• Your instructions
In the listing that follows, count each line containing the string "Expected" and report only the count.

__________

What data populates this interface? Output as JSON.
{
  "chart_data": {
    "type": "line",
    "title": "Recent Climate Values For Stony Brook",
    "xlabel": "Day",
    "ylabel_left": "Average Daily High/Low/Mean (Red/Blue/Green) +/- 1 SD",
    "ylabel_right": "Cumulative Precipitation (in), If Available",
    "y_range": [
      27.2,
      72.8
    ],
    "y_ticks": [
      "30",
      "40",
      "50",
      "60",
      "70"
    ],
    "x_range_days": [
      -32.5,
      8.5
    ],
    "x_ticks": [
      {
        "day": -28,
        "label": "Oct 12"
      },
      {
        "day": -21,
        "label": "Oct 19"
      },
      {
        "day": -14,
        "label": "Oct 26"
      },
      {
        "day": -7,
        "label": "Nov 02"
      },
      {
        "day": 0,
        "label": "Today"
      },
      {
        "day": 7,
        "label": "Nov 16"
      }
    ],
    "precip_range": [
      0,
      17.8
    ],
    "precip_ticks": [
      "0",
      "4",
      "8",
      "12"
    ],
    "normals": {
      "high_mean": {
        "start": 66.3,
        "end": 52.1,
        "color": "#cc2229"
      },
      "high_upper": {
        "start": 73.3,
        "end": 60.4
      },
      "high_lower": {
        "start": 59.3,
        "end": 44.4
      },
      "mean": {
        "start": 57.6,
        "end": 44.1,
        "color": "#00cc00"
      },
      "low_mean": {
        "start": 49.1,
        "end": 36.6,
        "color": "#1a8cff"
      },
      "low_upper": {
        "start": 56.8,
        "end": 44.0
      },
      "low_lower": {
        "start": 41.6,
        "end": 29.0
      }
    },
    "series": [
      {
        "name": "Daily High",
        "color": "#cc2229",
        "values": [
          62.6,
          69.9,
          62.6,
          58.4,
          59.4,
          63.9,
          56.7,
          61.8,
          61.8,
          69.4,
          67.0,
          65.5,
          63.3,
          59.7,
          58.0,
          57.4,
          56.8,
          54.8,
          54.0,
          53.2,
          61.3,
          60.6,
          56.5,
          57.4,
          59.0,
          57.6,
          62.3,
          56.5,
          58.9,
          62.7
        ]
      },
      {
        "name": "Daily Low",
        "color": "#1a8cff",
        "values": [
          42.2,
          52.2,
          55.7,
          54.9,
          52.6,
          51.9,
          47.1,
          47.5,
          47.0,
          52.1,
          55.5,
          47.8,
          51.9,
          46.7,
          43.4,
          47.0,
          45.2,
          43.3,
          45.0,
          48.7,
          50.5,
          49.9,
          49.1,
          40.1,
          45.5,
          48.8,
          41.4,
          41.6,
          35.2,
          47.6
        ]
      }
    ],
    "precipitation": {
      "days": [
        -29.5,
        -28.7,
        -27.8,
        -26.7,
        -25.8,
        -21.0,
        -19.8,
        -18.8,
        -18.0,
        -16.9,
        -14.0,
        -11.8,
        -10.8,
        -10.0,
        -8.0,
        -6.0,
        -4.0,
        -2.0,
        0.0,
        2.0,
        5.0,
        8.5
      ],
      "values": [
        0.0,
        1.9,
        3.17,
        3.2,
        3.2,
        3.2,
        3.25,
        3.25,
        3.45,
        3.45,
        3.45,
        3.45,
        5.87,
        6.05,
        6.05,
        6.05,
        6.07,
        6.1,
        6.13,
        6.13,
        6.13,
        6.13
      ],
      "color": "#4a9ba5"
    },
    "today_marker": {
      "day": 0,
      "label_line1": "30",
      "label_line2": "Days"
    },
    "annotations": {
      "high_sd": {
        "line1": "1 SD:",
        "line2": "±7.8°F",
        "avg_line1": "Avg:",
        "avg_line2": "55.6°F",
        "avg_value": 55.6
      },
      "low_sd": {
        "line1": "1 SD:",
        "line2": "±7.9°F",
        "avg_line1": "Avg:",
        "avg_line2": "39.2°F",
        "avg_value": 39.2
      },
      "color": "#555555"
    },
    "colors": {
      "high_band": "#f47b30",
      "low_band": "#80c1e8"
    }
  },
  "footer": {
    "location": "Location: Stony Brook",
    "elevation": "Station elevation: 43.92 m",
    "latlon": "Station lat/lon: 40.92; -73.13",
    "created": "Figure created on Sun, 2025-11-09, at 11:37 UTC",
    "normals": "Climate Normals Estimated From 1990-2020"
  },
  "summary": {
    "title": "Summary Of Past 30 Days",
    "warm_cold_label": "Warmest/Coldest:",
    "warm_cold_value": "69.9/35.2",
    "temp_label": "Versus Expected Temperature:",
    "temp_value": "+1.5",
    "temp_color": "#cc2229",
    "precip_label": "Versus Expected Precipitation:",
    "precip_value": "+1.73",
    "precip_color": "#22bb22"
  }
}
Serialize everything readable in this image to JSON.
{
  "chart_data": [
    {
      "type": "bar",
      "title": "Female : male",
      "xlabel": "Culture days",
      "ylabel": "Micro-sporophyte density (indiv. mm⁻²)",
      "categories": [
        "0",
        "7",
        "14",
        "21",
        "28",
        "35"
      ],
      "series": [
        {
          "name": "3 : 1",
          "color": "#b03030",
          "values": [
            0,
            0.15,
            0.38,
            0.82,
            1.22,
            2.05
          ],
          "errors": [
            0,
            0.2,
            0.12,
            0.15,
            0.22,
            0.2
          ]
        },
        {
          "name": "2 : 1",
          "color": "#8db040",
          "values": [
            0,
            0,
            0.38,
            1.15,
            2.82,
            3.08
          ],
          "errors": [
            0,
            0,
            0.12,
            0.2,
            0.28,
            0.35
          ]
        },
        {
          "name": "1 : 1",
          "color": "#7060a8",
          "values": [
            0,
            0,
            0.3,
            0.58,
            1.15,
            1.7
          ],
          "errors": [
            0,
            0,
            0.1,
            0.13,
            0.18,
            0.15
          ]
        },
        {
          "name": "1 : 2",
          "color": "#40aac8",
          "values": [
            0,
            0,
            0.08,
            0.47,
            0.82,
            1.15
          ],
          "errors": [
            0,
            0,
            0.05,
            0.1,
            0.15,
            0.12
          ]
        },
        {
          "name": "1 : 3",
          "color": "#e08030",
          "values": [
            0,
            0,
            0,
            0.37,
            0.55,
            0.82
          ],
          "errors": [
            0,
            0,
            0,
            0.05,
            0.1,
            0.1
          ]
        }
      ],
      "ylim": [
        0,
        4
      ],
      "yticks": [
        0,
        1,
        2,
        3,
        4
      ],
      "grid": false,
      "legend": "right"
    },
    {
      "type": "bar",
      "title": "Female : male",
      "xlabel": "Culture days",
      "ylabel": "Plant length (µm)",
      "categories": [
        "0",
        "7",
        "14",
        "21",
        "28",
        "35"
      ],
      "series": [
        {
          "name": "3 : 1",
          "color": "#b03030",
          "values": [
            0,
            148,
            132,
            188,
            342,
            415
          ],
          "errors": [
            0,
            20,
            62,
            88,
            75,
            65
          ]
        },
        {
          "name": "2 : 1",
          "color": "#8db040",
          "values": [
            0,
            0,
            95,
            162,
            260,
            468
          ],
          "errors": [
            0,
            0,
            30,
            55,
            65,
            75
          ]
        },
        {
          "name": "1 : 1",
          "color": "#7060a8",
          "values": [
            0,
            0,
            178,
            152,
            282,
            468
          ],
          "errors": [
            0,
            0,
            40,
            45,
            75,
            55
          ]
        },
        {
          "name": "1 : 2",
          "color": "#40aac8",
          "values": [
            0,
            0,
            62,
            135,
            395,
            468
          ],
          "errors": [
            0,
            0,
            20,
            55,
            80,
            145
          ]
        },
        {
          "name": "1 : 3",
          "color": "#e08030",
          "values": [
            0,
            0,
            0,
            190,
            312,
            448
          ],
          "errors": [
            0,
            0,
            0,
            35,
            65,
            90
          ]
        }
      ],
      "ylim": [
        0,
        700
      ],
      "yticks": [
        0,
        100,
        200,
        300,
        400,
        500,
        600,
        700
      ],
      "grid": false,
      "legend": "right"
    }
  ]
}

__________

• Full answer
2